◆ **WHAT IS NEEDED**
In the entries, find all lines that hold the word "lead" and copy them.
— start —
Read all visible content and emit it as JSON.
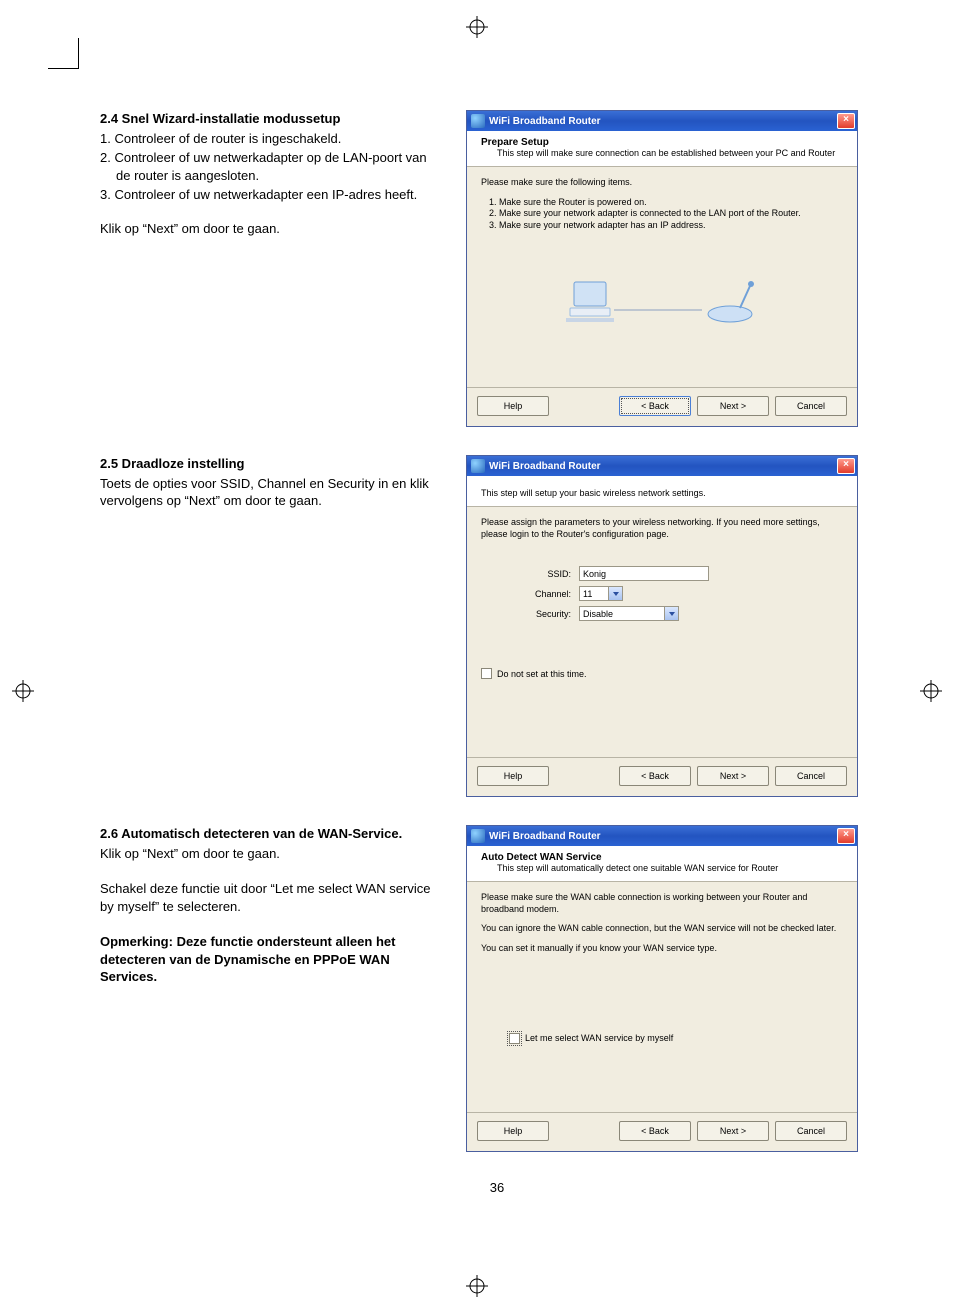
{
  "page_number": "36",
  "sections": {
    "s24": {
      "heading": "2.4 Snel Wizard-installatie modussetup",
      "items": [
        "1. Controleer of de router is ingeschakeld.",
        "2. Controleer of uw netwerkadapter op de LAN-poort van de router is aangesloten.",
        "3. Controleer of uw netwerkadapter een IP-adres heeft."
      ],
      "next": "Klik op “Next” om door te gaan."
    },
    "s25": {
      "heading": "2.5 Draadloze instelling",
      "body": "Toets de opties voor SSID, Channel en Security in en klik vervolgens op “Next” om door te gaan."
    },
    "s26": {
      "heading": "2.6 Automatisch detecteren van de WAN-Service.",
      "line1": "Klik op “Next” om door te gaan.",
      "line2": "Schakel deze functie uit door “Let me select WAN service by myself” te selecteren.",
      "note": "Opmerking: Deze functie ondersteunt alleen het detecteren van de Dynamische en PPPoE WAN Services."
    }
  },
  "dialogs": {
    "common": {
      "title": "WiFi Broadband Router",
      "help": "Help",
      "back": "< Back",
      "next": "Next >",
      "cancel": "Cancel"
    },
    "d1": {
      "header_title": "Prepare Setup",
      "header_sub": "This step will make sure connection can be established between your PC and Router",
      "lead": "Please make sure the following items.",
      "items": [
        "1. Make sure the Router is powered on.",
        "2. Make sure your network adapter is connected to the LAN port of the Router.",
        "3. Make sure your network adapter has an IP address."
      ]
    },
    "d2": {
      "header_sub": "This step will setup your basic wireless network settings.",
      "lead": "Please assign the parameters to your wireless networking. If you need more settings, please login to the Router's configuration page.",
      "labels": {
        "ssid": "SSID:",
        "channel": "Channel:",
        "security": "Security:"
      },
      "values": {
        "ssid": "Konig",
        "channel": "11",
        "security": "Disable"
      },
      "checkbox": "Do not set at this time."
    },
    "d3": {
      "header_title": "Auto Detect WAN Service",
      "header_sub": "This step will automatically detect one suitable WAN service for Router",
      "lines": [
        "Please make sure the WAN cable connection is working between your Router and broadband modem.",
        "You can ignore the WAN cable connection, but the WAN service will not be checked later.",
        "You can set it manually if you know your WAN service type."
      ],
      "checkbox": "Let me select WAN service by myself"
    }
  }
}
— end —
— start —
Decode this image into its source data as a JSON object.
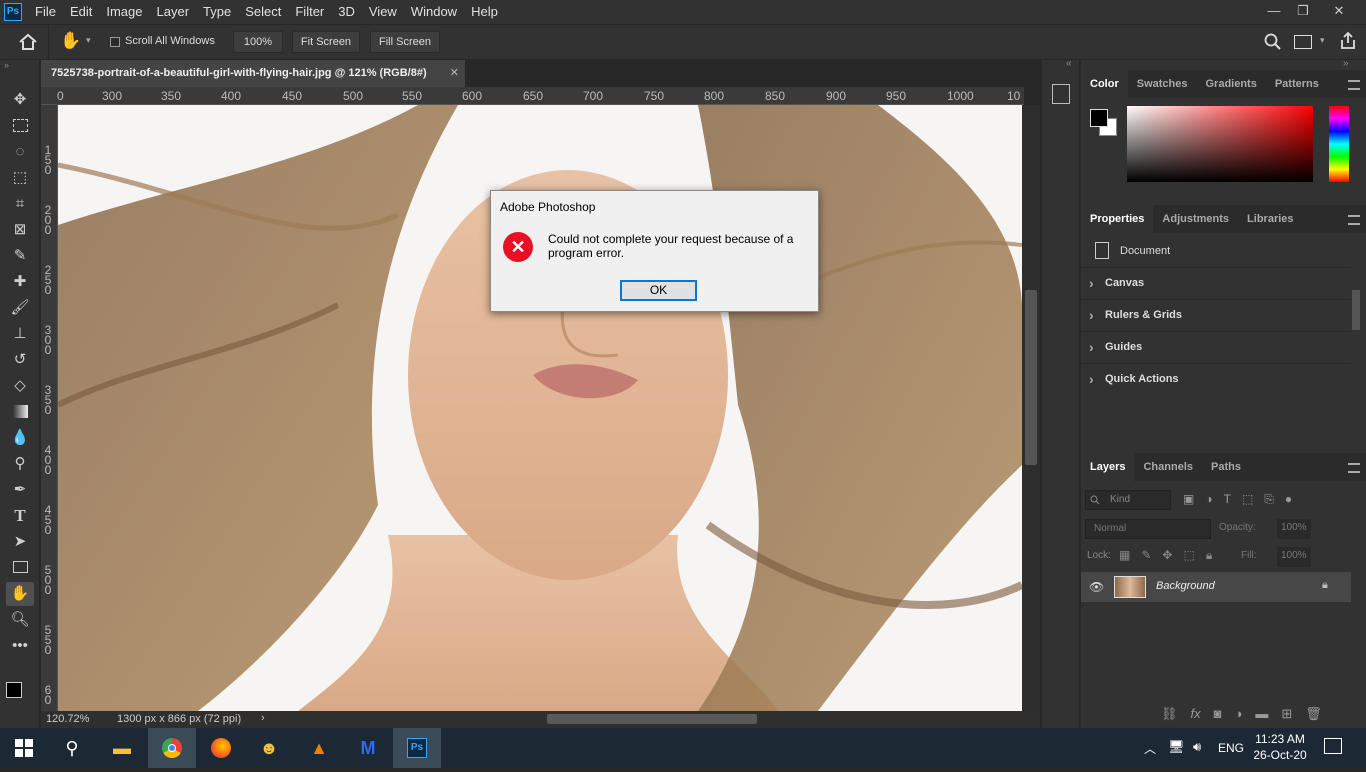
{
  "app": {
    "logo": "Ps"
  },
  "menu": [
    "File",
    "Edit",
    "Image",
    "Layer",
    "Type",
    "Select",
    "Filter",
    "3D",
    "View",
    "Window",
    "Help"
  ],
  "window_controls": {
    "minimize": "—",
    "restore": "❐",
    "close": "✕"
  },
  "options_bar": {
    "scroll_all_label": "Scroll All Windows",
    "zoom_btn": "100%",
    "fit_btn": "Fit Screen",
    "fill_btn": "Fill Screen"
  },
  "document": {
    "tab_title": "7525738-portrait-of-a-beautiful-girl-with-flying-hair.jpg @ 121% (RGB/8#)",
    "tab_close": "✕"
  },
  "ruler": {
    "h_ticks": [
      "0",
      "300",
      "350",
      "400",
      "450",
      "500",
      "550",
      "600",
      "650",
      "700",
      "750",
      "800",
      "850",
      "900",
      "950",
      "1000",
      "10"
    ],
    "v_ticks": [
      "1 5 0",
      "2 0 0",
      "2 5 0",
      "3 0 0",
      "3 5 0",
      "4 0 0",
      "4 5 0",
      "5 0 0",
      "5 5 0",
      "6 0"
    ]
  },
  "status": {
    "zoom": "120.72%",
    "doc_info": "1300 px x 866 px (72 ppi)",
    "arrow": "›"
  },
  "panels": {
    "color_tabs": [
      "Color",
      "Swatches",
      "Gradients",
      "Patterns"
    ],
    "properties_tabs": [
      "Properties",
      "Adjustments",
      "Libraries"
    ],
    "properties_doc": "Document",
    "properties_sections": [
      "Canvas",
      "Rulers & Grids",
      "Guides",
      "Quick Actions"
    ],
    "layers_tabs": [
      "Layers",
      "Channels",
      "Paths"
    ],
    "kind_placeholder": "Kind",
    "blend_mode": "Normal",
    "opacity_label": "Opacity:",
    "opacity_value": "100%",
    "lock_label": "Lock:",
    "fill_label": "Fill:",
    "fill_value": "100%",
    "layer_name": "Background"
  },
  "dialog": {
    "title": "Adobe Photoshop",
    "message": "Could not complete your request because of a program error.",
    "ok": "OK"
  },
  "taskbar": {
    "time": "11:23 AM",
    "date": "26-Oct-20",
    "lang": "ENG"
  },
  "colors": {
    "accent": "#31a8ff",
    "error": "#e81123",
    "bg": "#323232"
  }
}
— end —
◆ **THE RESULT**
      "lead": "Please make sure the following items.",
      "lead": "Please assign the parameters to your wireless networking. If you need more settings, please login to the Router's configuration page.",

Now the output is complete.